BEGIN Data shown
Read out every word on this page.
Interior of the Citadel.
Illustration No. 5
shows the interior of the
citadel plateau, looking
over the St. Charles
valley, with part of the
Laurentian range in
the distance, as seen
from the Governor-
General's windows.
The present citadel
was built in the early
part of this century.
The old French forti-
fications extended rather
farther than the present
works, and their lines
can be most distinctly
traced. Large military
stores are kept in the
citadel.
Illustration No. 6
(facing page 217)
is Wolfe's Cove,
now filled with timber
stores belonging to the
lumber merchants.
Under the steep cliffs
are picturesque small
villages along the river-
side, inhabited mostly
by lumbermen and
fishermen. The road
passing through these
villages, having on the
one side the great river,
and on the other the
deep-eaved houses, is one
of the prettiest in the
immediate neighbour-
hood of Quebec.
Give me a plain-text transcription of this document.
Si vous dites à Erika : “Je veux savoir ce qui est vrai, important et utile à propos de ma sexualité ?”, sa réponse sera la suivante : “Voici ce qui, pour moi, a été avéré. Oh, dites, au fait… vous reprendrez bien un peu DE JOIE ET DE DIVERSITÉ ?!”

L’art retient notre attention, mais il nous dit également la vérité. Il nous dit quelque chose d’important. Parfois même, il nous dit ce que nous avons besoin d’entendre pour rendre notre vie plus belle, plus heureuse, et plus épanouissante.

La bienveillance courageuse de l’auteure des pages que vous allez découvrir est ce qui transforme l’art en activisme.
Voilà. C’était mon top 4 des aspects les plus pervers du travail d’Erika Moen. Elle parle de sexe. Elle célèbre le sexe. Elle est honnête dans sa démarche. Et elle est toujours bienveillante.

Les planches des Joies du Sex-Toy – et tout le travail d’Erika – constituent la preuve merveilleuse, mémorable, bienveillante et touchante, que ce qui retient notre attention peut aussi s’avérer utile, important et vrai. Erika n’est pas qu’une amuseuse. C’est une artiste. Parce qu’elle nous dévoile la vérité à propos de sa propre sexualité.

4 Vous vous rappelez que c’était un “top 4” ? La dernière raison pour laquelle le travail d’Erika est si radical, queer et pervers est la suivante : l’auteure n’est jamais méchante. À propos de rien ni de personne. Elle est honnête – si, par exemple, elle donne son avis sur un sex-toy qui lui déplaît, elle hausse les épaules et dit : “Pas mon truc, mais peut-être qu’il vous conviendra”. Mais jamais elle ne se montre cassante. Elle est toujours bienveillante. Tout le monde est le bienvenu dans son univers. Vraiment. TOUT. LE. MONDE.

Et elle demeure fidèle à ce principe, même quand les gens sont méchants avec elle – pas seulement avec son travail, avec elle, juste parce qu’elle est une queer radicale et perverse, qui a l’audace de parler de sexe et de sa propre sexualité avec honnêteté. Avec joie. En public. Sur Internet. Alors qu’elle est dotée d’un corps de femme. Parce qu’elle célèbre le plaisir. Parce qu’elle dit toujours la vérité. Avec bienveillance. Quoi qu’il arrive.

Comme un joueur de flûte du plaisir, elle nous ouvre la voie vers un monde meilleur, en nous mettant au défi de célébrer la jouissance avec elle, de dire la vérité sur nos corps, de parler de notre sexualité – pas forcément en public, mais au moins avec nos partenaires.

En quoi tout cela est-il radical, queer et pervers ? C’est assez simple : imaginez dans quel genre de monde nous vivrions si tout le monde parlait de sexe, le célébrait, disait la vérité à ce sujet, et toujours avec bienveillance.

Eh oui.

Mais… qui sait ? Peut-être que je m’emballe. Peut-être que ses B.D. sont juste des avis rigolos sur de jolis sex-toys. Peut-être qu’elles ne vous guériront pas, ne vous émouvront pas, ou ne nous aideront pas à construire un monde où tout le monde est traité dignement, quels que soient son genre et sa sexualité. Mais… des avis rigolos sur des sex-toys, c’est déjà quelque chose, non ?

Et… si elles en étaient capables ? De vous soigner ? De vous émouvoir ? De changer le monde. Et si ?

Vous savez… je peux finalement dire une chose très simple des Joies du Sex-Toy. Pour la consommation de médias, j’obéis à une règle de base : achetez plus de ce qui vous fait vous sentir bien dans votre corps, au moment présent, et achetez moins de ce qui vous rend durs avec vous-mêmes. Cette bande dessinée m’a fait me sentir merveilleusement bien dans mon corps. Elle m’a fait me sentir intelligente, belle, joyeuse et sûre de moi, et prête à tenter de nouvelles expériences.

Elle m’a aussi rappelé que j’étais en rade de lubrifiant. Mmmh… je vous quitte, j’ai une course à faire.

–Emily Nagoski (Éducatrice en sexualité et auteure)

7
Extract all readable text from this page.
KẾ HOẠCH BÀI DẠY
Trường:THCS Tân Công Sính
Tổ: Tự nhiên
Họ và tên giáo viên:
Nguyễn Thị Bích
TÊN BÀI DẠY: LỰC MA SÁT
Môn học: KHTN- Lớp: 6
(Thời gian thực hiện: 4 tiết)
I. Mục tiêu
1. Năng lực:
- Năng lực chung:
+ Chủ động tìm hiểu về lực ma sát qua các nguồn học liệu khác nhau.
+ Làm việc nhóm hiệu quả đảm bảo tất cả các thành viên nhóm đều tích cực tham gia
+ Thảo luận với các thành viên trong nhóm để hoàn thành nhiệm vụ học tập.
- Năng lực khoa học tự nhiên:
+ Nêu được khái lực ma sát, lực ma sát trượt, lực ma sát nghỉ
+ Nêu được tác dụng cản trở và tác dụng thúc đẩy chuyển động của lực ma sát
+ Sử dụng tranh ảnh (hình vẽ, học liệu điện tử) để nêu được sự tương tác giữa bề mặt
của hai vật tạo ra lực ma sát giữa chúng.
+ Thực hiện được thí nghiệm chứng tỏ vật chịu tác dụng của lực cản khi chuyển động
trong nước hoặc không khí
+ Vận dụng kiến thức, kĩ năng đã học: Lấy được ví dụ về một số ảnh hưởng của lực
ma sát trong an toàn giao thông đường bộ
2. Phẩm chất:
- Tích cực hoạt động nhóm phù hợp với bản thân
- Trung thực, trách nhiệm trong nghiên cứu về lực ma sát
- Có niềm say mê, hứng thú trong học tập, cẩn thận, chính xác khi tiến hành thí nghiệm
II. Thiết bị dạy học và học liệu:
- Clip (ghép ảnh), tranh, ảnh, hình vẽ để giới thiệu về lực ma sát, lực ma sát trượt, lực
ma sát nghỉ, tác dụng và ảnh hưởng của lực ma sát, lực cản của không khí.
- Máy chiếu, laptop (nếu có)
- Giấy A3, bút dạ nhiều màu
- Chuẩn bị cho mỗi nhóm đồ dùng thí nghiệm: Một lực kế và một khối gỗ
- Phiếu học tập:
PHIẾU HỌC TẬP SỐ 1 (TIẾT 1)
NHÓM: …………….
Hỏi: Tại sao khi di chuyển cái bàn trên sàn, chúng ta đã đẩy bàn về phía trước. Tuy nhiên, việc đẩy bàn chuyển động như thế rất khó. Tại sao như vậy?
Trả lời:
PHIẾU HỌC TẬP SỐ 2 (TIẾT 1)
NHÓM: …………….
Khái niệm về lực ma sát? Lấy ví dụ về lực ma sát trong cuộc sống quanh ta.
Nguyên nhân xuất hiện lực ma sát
END Data shown
### [Exercise brief]
Copy the data above exactly. Every line must be included.

### [Expected output]
Read out every word on this page.
Interior of the Citadel.
Illustration No. 5
shows the interior of the
citadel plateau, looking
over the St. Charles
valley, with part of the
Laurentian range in
the distance, as seen
from the Governor-
General's windows.
The present citadel
was built in the early
part of this century.
The old French forti-
fications extended rather
farther than the present
works, and their lines
can be most distinctly
traced. Large military
stores are kept in the
citadel.
Illustration No. 6
(facing page 217)
is Wolfe's Cove,
now filled with timber
stores belonging to the
lumber merchants.
Under the steep cliffs
are picturesque small
villages along the river-
side, inhabited mostly
by lumbermen and
fishermen. The road
passing through these
villages, having on the
one side the great river,
and on the other the
deep-eaved houses, is one
of the prettiest in the
immediate neighbour-
hood of Quebec.
Give me a plain-text transcription of this document.
Si vous dites à Erika : “Je veux savoir ce qui est vrai, important et utile à propos de ma sexualité ?”, sa réponse sera la suivante : “Voici ce qui, pour moi, a été avéré. Oh, dites, au fait… vous reprendrez bien un peu DE JOIE ET DE DIVERSITÉ ?!”

L’art retient notre attention, mais il nous dit également la vérité. Il nous dit quelque chose d’important. Parfois même, il nous dit ce que nous avons besoin d’entendre pour rendre notre vie plus belle, plus heureuse, et plus épanouissante.

La bienveillance courageuse de l’auteure des pages que vous allez découvrir est ce qui transforme l’art en activisme.
Voilà. C’était mon top 4 des aspects les plus pervers du travail d’Erika Moen. Elle parle de sexe. Elle célèbre le sexe. Elle est honnête dans sa démarche. Et elle est toujours bienveillante.

Les planches des Joies du Sex-Toy – et tout le travail d’Erika – constituent la preuve merveilleuse, mémorable, bienveillante et touchante, que ce qui retient notre attention peut aussi s’avérer utile, important et vrai. Erika n’est pas qu’une amuseuse. C’est une artiste. Parce qu’elle nous dévoile la vérité à propos de sa propre sexualité.

4 Vous vous rappelez que c’était un “top 4” ? La dernière raison pour laquelle le travail d’Erika est si radical, queer et pervers est la suivante : l’auteure n’est jamais méchante. À propos de rien ni de personne. Elle est honnête – si, par exemple, elle donne son avis sur un sex-toy qui lui déplaît, elle hausse les épaules et dit : “Pas mon truc, mais peut-être qu’il vous conviendra”. Mais jamais elle ne se montre cassante. Elle est toujours bienveillante. Tout le monde est le bienvenu dans son univers. Vraiment. TOUT. LE. MONDE.

Et elle demeure fidèle à ce principe, même quand les gens sont méchants avec elle – pas seulement avec son travail, avec elle, juste parce qu’elle est une queer radicale et perverse, qui a l’audace de parler de sexe et de sa propre sexualité avec honnêteté. Avec joie. En public. Sur Internet. Alors qu’elle est dotée d’un corps de femme. Parce qu’elle célèbre le plaisir. Parce qu’elle dit toujours la vérité. Avec bienveillance. Quoi qu’il arrive.

Comme un joueur de flûte du plaisir, elle nous ouvre la voie vers un monde meilleur, en nous mettant au défi de célébrer la jouissance avec elle, de dire la vérité sur nos corps, de parler de notre sexualité – pas forcément en public, mais au moins avec nos partenaires.

En quoi tout cela est-il radical, queer et pervers ? C’est assez simple : imaginez dans quel genre de monde nous vivrions si tout le monde parlait de sexe, le célébrait, disait la vérité à ce sujet, et toujours avec bienveillance.

Eh oui.

Mais… qui sait ? Peut-être que je m’emballe. Peut-être que ses B.D. sont juste des avis rigolos sur de jolis sex-toys. Peut-être qu’elles ne vous guériront pas, ne vous émouvront pas, ou ne nous aideront pas à construire un monde où tout le monde est traité dignement, quels que soient son genre et sa sexualité. Mais… des avis rigolos sur des sex-toys, c’est déjà quelque chose, non ?

Et… si elles en étaient capables ? De vous soigner ? De vous émouvoir ? De changer le monde. Et si ?

Vous savez… je peux finalement dire une chose très simple des Joies du Sex-Toy. Pour la consommation de médias, j’obéis à une règle de base : achetez plus de ce qui vous fait vous sentir bien dans votre corps, au moment présent, et achetez moins de ce qui vous rend durs avec vous-mêmes. Cette bande dessinée m’a fait me sentir merveilleusement bien dans mon corps. Elle m’a fait me sentir intelligente, belle, joyeuse et sûre de moi, et prête à tenter de nouvelles expériences.

Elle m’a aussi rappelé que j’étais en rade de lubrifiant. Mmmh… je vous quitte, j’ai une course à faire.

–Emily Nagoski (Éducatrice en sexualité et auteure)

7
Extract all readable text from this page.
KẾ HOẠCH BÀI DẠY
Trường:THCS Tân Công Sính
Tổ: Tự nhiên
Họ và tên giáo viên:
Nguyễn Thị Bích
TÊN BÀI DẠY: LỰC MA SÁT
Môn học: KHTN- Lớp: 6
(Thời gian thực hiện: 4 tiết)
I. Mục tiêu
1. Năng lực:
- Năng lực chung:
+ Chủ động tìm hiểu về lực ma sát qua các nguồn học liệu khác nhau.
+ Làm việc nhóm hiệu quả đảm bảo tất cả các thành viên nhóm đều tích cực tham gia
+ Thảo luận với các thành viên trong nhóm để hoàn thành nhiệm vụ học tập.
- Năng lực khoa học tự nhiên:
+ Nêu được khái lực ma sát, lực ma sát trượt, lực ma sát nghỉ
+ Nêu được tác dụng cản trở và tác dụng thúc đẩy chuyển động của lực ma sát
+ Sử dụng tranh ảnh (hình vẽ, học liệu điện tử) để nêu được sự tương tác giữa bề mặt
của hai vật tạo ra lực ma sát giữa chúng.
+ Thực hiện được thí nghiệm chứng tỏ vật chịu tác dụng của lực cản khi chuyển động
trong nước hoặc không khí
+ Vận dụng kiến thức, kĩ năng đã học: Lấy được ví dụ về một số ảnh hưởng của lực
ma sát trong an toàn giao thông đường bộ
2. Phẩm chất:
- Tích cực hoạt động nhóm phù hợp với bản thân
- Trung thực, trách nhiệm trong nghiên cứu về lực ma sát
- Có niềm say mê, hứng thú trong học tập, cẩn thận, chính xác khi tiến hành thí nghiệm
II. Thiết bị dạy học và học liệu:
- Clip (ghép ảnh), tranh, ảnh, hình vẽ để giới thiệu về lực ma sát, lực ma sát trượt, lực
ma sát nghỉ, tác dụng và ảnh hưởng của lực ma sát, lực cản của không khí.
- Máy chiếu, laptop (nếu có)
- Giấy A3, bút dạ nhiều màu
- Chuẩn bị cho mỗi nhóm đồ dùng thí nghiệm: Một lực kế và một khối gỗ
- Phiếu học tập:
PHIẾU HỌC TẬP SỐ 1 (TIẾT 1)
NHÓM: …………….
Hỏi: Tại sao khi di chuyển cái bàn trên sàn, chúng ta đã đẩy bàn về phía trước. Tuy nhiên, việc đẩy bàn chuyển động như thế rất khó. Tại sao như vậy?
Trả lời:
PHIẾU HỌC TẬP SỐ 2 (TIẾT 1)
NHÓM: …………….
Khái niệm về lực ma sát? Lấy ví dụ về lực ma sát trong cuộc sống quanh ta.
Nguyên nhân xuất hiện lực ma sát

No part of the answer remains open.